WHAT YOU HAVE TO DO = Repeat every record exactly, but keep images out of the copy.

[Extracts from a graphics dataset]
'''

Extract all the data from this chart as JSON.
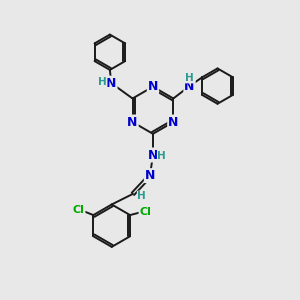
{
  "bg_color": "#e8e8e8",
  "bond_color": "#1a1a1a",
  "N_color": "#0000cc",
  "Cl_color": "#00aa00",
  "H_color": "#2a9d8f",
  "figsize": [
    3.0,
    3.0
  ],
  "dpi": 100,
  "xlim": [
    0,
    10
  ],
  "ylim": [
    0,
    10
  ]
}
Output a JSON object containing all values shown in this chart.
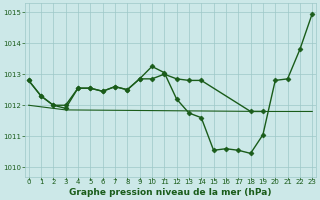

'''

FINAL ANSWER =
Extract all the data from this chart as JSON.
{
  "bg_color": "#e8e8e8",
  "bond_color": "#1a1a1a",
  "N_color": "#0000cc",
  "Cl_color": "#00aa00",
  "H_color": "#2a9d8f",
  "figsize": [
    3.0,
    3.0
  ],
  "dpi": 100,
  "xlim": [
    0,
    10
  ],
  "ylim": [
    0,
    10
  ]
}
Output a JSON object containing all values shown in this chart.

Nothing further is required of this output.